> EXERCISE:
Go through the listing below and list every line with "heading".

[Dataset entries on figures]
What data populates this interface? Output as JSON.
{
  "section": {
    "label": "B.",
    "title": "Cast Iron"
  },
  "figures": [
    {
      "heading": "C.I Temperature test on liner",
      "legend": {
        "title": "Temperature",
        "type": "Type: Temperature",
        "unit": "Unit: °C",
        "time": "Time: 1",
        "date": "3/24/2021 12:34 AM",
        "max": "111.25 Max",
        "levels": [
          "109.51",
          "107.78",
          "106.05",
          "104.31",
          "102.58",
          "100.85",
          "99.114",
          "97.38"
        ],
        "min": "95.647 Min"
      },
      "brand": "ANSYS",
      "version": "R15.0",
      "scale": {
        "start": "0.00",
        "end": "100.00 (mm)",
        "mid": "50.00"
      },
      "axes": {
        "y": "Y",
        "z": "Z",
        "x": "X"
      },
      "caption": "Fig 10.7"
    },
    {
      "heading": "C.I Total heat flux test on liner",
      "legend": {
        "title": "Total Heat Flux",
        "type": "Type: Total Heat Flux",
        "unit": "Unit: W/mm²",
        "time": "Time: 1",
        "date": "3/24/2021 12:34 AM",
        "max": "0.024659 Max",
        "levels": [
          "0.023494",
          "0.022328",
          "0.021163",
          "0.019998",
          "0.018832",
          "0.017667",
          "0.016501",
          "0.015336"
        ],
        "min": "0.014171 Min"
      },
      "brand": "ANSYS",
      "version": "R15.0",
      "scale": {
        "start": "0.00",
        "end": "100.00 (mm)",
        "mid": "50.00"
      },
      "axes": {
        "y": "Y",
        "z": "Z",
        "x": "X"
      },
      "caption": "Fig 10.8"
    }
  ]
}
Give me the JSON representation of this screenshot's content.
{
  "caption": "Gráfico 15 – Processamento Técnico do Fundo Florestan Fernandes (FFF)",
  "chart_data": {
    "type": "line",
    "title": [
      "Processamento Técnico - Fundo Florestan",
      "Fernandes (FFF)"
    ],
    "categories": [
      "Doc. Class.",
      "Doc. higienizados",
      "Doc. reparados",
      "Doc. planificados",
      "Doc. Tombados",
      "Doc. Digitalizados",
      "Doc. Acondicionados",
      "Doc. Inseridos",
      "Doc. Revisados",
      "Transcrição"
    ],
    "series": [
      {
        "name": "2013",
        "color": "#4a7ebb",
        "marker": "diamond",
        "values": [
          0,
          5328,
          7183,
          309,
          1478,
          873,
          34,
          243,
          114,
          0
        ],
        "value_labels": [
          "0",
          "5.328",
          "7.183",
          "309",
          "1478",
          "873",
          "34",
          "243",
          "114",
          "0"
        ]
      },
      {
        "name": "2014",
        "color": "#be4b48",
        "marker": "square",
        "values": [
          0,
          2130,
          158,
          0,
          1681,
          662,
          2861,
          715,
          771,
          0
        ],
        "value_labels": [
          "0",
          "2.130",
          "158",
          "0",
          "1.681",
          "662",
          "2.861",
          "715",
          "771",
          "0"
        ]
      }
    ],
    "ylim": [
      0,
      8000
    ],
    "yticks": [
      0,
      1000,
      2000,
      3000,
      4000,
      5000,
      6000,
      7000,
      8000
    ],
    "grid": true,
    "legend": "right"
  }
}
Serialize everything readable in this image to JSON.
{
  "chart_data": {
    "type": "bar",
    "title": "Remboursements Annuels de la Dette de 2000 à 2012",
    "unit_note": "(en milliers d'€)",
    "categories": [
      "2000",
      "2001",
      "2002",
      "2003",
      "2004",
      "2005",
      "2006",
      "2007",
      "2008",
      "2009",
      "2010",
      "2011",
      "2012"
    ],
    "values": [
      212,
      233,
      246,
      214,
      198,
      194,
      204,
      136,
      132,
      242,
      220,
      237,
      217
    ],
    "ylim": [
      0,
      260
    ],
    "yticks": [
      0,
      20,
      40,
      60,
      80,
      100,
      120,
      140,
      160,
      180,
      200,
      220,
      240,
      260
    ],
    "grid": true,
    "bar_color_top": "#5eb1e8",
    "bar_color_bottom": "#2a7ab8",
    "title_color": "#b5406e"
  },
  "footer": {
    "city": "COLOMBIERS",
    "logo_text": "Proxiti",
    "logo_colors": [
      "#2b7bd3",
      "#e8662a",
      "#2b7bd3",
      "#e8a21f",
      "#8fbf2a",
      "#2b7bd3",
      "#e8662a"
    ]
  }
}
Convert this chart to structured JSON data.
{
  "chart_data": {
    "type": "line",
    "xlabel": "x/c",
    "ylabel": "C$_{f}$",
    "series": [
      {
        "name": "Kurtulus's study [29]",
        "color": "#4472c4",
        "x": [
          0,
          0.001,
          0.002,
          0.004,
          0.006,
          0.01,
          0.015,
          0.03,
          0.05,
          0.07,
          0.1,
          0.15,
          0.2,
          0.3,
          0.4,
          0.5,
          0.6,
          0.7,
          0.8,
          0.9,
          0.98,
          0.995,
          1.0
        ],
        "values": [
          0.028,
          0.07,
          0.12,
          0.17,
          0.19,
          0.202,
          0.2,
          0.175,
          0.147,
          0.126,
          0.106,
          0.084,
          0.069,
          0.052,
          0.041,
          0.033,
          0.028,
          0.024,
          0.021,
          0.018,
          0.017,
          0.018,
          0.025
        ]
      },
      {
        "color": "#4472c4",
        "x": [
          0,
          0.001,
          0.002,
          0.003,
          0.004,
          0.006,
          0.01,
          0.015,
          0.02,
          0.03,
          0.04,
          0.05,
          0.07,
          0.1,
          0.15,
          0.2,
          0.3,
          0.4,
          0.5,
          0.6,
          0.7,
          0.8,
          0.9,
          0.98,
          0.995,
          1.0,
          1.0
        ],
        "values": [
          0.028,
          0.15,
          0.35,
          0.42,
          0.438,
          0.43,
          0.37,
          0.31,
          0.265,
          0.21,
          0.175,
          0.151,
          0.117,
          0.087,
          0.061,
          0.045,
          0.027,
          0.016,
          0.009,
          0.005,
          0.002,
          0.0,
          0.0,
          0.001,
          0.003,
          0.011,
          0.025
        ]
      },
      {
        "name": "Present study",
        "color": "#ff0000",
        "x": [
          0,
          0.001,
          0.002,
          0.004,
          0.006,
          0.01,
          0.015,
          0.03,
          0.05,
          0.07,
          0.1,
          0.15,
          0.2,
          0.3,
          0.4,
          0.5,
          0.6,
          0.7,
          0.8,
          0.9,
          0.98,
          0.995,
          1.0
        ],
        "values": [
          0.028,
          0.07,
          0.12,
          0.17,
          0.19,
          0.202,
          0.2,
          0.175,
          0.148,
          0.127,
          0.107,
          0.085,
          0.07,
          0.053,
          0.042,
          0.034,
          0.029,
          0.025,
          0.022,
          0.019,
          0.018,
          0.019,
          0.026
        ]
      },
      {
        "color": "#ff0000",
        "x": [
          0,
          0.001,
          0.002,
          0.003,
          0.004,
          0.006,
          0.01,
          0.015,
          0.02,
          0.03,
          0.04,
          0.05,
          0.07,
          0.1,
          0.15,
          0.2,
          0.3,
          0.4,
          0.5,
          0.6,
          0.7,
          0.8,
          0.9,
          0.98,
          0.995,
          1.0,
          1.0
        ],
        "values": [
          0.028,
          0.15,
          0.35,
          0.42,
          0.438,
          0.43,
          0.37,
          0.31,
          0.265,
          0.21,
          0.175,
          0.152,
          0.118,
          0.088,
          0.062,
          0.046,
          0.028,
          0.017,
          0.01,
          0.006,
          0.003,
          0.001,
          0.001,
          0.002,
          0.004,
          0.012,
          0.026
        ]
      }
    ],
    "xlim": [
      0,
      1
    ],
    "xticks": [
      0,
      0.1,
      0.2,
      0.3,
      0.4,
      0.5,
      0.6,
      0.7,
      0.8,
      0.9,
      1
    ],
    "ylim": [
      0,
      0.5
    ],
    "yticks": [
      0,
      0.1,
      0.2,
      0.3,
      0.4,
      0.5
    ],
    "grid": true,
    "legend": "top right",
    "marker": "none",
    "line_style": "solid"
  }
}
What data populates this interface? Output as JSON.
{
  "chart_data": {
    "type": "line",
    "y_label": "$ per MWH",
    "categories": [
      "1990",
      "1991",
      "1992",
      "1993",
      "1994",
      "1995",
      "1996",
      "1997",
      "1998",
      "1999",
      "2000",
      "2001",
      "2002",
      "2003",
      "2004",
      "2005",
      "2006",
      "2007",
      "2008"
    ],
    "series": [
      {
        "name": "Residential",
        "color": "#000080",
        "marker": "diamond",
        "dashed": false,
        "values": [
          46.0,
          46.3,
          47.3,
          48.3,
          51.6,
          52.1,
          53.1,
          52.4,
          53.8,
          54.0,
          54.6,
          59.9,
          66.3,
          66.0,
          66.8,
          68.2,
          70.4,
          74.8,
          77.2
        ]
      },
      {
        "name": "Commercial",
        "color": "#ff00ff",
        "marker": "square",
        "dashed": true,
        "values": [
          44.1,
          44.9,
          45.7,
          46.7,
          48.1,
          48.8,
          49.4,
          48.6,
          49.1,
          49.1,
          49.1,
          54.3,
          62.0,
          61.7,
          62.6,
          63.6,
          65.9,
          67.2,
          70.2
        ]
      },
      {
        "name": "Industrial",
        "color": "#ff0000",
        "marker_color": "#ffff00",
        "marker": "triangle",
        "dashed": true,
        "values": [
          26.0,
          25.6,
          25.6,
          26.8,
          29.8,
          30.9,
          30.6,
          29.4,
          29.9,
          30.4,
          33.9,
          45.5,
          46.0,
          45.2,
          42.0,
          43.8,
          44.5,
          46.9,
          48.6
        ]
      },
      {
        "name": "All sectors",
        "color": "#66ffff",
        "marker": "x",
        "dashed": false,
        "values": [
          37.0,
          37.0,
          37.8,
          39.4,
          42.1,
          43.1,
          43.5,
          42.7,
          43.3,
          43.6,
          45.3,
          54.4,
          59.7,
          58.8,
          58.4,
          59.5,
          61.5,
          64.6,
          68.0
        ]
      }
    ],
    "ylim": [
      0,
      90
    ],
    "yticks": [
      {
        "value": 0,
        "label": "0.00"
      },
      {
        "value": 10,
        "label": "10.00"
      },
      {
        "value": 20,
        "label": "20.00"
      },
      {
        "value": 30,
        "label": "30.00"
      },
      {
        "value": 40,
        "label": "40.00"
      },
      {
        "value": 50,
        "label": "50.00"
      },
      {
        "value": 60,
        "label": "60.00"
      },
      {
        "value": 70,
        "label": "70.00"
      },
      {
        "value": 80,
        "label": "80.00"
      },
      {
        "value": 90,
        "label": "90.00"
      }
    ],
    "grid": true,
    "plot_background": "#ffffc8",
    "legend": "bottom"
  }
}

> FULL ANSWER:
      "heading": "C.I Temperature test on liner",
      "heading": "C.I Total heat flux test on liner",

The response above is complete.